Raw records start
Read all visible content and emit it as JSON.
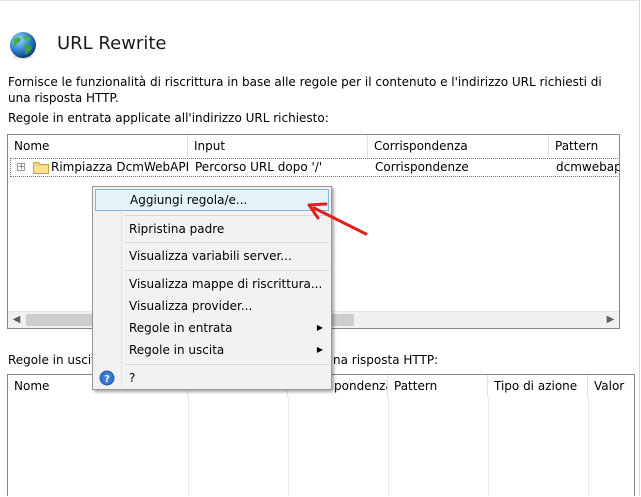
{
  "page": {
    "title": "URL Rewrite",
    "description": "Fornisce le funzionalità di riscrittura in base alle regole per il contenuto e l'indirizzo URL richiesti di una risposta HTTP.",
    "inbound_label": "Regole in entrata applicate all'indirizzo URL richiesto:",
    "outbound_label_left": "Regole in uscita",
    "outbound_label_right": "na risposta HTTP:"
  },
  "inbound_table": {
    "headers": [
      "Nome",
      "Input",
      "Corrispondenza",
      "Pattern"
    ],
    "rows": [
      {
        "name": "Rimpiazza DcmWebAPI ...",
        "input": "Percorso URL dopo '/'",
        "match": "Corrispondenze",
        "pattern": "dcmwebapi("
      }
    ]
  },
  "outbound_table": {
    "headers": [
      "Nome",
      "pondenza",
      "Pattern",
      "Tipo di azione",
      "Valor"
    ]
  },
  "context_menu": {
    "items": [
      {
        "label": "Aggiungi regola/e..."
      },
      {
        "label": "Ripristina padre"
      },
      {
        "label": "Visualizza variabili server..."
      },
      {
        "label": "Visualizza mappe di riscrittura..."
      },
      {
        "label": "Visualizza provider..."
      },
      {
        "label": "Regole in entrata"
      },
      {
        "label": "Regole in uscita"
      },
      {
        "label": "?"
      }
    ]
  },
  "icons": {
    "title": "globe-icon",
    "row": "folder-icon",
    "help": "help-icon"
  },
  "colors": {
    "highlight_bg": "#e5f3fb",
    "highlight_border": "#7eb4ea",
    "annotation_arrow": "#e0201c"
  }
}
Raw records end
Raw records start
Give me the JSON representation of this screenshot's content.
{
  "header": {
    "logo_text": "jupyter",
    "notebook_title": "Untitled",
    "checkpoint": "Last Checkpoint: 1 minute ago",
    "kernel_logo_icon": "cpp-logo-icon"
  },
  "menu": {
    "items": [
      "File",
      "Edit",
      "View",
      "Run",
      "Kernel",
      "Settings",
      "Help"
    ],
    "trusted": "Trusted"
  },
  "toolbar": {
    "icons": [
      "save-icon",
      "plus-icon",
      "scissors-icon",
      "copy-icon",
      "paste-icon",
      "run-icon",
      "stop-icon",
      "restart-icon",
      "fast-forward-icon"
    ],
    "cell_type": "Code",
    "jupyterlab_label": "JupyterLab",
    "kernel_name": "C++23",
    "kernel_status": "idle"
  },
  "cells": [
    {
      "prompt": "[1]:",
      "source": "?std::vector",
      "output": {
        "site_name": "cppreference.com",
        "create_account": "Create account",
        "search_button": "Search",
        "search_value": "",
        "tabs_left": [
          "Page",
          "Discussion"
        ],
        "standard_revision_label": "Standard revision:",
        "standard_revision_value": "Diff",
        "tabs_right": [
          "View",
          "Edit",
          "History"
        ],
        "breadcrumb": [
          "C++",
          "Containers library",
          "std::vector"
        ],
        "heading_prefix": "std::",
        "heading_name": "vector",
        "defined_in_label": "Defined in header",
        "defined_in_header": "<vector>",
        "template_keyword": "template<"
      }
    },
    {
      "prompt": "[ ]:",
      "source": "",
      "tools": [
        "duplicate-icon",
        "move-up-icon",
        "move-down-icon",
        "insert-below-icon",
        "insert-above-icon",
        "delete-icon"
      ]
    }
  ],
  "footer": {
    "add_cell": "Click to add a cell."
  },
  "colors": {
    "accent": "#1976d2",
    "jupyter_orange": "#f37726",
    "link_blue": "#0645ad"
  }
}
Raw records end
- _Given request_
Report only the number of lines in the records that include the word "uscita".

- _Expected output_
2